Required task:
Present each line of the entries below that holds the word "operations".

Entries taken from a collection:
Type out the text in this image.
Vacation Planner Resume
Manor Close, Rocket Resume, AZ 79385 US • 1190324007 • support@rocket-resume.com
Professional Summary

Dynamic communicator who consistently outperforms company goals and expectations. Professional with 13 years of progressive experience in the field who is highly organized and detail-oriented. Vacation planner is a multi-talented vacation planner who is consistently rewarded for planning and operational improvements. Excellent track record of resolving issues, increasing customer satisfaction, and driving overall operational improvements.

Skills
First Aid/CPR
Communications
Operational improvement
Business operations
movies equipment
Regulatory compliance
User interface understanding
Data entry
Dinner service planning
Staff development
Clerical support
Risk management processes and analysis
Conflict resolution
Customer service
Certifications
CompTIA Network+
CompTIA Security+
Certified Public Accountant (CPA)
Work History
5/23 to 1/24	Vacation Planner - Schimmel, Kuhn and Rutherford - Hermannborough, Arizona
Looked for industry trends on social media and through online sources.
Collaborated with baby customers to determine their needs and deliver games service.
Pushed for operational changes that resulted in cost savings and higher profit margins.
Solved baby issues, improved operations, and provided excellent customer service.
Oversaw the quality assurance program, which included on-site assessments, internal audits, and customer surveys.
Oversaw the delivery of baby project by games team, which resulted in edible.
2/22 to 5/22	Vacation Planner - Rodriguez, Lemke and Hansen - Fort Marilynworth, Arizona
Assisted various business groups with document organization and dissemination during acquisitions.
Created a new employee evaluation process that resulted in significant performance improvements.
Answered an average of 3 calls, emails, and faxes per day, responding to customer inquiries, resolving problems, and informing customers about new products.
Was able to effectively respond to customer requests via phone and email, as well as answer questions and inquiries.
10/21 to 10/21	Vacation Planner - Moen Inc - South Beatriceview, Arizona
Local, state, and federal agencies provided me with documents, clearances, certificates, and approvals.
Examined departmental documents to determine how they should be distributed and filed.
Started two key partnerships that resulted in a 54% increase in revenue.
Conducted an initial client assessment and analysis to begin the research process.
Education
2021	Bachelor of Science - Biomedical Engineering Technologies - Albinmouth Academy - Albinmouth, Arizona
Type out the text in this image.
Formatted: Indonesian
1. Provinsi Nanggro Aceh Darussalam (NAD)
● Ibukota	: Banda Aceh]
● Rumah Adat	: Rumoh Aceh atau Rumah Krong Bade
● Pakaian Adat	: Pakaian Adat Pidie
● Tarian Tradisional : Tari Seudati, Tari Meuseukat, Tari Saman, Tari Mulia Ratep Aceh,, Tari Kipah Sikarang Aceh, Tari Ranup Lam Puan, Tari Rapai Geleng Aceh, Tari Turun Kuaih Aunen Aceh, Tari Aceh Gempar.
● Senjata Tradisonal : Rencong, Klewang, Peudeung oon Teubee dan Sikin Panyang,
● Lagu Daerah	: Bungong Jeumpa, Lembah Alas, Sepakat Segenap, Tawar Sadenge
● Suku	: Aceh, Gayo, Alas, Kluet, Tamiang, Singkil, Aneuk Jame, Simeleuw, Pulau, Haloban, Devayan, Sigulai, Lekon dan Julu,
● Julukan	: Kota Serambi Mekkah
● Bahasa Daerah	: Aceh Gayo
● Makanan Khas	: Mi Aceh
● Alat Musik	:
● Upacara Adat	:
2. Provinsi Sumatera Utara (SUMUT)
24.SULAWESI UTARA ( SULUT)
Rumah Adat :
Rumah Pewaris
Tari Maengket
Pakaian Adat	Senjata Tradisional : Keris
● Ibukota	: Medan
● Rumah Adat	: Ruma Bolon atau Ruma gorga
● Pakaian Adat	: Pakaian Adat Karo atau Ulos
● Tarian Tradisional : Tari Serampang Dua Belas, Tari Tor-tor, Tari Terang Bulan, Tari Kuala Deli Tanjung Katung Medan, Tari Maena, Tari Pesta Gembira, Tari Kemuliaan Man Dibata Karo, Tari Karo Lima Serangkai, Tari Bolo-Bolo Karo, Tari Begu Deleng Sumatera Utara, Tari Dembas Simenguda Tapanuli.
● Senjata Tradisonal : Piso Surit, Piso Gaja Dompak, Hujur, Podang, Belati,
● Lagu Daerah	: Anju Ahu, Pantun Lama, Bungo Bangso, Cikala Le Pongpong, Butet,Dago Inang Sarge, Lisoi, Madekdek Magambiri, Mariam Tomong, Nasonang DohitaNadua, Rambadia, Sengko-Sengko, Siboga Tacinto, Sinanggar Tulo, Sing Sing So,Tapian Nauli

Task output:
Business operations
Solved baby issues, improved operations, and provided excellent customer service.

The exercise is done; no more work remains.